## Begin Dataset excerpts
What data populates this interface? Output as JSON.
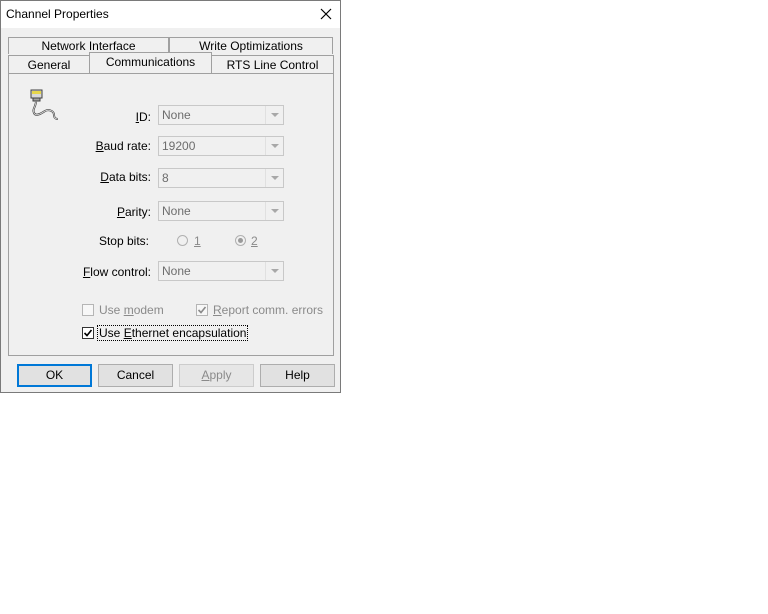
{
  "window": {
    "title": "Channel Properties"
  },
  "tabs": {
    "row_back": [
      {
        "label": "Network Interface"
      },
      {
        "label": "Write Optimizations"
      }
    ],
    "row_front": [
      {
        "label": "General"
      },
      {
        "label": "Communications"
      },
      {
        "label": "RTS Line Control"
      }
    ],
    "active": "Communications"
  },
  "form": {
    "id": {
      "label_u": "I",
      "label_rest": "D:",
      "value": "None"
    },
    "baud": {
      "label_pre": "",
      "label_u": "B",
      "label_rest": "aud rate:",
      "value": "19200"
    },
    "databits": {
      "label_u": "D",
      "label_rest": "ata bits:",
      "value": "8"
    },
    "parity": {
      "label_u": "P",
      "label_rest": "arity:",
      "value": "None"
    },
    "stopbits": {
      "label": "Stop bits:",
      "option1": "1",
      "option2": "2",
      "selected": "2"
    },
    "flow": {
      "label_u": "F",
      "label_rest": "low control:",
      "value": "None"
    }
  },
  "checks": {
    "use_modem": {
      "label_pre": "Use ",
      "label_u": "m",
      "label_rest": "odem",
      "checked": false
    },
    "report_errors": {
      "label_u": "R",
      "label_rest": "eport comm. errors",
      "checked": true
    },
    "ethernet": {
      "label_pre": "Use ",
      "label_u": "E",
      "label_rest": "thernet encapsulation",
      "checked": true
    }
  },
  "buttons": {
    "ok": "OK",
    "cancel": "Cancel",
    "apply_u": "A",
    "apply_rest": "pply",
    "help": "Help"
  }
}
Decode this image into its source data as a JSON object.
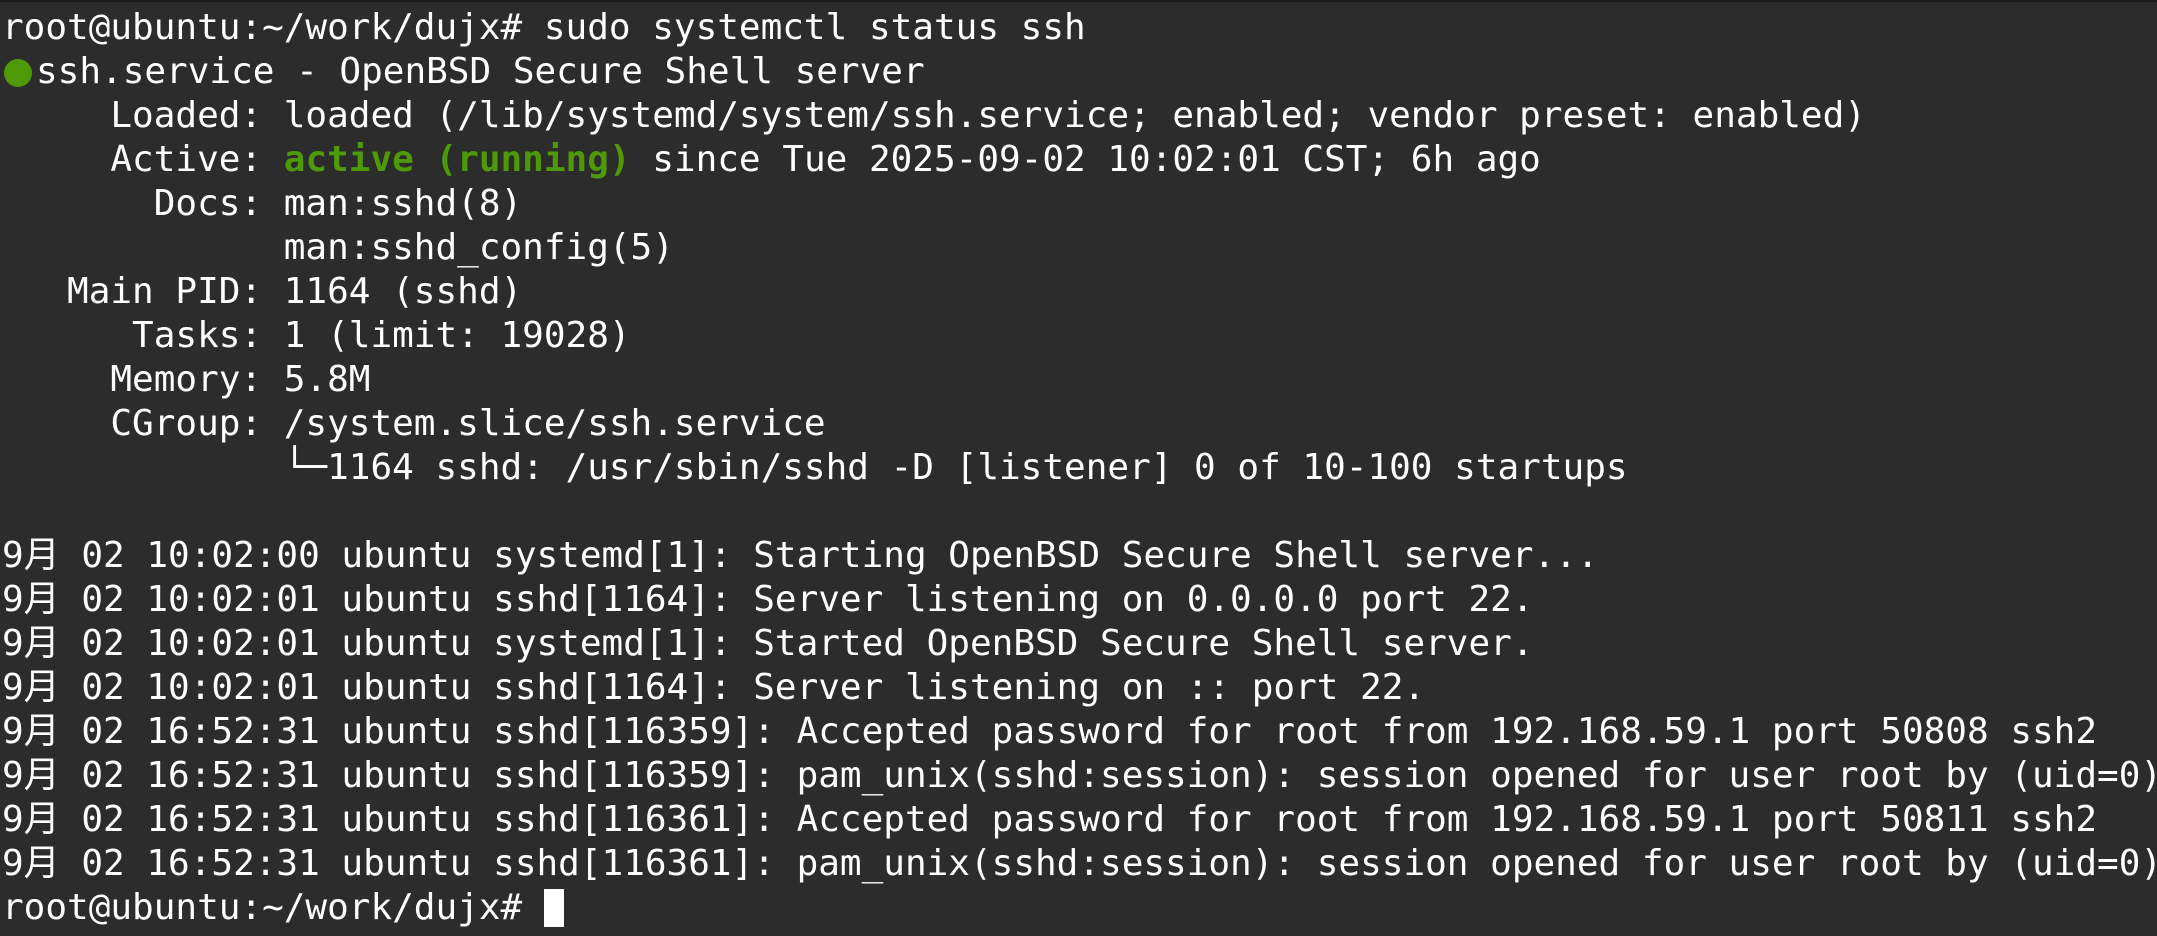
## End Dataset excerpts
## Instructions for the task
Show the lines where the word "this" appears in the entries.

## Task output
What data populates this interface? Output as JSON.
Decode this image into its source data as a JSON object.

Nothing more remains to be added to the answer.